start Data section

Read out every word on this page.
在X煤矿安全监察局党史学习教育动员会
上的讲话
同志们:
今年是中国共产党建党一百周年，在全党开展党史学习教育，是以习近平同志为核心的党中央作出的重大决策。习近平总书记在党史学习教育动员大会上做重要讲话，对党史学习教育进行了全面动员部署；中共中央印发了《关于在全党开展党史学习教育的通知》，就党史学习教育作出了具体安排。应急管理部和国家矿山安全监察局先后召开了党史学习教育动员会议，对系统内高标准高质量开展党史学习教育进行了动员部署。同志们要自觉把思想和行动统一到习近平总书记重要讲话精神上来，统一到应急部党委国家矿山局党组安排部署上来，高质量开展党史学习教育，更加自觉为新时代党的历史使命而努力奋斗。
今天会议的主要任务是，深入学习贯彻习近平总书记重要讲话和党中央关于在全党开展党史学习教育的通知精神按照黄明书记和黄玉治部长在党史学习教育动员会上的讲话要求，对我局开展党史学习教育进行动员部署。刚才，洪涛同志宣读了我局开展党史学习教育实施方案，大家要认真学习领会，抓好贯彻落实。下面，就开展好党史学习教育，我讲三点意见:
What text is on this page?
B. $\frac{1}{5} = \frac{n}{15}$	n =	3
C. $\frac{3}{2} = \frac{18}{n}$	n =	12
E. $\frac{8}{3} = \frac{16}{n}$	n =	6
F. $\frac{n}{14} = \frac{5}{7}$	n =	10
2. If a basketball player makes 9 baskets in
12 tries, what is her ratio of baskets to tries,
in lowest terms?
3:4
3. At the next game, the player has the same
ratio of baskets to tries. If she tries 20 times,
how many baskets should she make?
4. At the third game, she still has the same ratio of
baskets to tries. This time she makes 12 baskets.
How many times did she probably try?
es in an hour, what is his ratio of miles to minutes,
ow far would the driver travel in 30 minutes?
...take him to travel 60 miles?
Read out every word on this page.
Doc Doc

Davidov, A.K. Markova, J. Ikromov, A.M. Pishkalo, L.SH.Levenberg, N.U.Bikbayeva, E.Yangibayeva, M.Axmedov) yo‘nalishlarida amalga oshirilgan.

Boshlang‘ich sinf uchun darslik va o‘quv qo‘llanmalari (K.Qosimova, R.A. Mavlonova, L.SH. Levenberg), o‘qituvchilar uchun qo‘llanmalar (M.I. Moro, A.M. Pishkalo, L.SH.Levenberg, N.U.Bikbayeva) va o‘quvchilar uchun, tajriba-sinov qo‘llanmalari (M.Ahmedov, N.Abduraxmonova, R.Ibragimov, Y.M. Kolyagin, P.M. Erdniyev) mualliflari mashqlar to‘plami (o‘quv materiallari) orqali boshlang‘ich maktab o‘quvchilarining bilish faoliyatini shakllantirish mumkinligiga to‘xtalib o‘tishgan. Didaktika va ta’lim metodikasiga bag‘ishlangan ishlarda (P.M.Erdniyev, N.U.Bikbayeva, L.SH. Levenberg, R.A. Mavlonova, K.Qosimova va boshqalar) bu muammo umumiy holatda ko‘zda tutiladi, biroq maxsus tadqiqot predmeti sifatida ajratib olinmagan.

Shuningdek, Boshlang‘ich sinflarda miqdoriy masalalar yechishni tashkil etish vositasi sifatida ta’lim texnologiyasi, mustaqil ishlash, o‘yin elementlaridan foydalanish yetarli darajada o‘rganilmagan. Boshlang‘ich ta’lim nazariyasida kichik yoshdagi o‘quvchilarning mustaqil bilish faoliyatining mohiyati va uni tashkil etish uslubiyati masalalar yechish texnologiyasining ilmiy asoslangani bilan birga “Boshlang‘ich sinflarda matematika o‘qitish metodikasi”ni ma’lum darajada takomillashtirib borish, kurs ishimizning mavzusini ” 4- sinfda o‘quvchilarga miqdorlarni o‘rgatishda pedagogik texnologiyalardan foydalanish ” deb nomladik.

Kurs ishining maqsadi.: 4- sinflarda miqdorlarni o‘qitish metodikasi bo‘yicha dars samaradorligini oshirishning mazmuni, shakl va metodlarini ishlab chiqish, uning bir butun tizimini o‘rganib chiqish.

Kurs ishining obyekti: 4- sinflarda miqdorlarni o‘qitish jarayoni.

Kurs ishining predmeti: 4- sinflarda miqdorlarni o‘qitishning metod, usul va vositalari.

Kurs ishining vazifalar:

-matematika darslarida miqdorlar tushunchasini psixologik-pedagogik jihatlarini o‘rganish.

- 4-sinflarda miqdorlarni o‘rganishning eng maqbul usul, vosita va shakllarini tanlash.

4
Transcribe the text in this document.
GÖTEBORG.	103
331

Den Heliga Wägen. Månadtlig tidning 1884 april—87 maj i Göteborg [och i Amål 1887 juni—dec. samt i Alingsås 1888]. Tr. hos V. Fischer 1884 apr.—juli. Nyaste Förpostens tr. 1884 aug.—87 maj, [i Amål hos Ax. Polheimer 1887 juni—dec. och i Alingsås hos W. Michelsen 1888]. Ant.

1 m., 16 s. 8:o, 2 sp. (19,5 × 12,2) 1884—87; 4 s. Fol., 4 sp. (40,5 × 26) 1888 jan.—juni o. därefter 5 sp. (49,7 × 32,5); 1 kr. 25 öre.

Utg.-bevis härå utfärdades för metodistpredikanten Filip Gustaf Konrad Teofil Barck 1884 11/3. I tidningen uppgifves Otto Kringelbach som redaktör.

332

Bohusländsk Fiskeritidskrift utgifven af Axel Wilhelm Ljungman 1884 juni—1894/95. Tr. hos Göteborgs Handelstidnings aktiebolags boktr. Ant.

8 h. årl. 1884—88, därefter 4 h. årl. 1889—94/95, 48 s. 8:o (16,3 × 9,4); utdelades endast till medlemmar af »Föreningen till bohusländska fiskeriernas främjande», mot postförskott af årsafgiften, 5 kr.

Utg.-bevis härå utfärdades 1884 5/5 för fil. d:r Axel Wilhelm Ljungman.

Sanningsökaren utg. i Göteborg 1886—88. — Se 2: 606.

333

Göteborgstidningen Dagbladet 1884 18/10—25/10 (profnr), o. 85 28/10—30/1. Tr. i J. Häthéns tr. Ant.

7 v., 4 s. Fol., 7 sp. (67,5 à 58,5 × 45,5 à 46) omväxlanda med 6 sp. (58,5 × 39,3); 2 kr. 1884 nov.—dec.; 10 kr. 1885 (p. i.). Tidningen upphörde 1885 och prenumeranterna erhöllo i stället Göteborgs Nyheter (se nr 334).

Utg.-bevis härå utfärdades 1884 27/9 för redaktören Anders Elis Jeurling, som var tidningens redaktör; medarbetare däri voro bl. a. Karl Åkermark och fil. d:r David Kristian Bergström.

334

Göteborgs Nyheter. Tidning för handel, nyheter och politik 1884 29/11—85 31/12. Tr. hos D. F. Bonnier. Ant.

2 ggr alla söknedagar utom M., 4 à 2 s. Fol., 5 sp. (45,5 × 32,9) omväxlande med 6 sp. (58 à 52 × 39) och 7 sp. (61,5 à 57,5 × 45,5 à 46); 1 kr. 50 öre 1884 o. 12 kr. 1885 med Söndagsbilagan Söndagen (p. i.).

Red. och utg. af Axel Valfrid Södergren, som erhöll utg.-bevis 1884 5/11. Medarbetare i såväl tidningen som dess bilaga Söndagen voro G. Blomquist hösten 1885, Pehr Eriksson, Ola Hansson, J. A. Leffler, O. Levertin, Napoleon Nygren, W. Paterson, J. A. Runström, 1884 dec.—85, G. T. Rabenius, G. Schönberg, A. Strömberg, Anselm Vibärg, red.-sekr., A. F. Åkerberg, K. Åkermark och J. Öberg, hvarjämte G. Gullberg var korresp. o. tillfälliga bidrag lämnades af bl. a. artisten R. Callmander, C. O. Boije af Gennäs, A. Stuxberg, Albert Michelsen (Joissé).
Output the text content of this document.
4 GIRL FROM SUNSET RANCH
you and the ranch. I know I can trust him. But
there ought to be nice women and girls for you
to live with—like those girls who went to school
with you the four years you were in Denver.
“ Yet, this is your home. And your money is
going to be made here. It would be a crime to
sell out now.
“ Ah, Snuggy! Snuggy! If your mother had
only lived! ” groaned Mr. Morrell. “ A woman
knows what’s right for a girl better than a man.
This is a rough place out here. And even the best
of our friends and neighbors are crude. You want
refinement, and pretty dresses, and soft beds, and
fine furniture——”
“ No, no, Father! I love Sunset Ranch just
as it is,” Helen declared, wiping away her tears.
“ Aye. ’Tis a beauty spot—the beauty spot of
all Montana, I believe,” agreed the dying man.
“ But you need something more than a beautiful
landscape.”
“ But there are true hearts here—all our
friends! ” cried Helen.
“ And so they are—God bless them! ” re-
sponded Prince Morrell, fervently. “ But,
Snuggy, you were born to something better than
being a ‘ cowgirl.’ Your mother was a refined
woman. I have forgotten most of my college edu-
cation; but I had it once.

end Data section

*Problem details:*
Pull out all lines containing the word "game" from the entries above.

*Reply:*
3. At the next game, the player has the same
4. At the third game, she still has the same ratio of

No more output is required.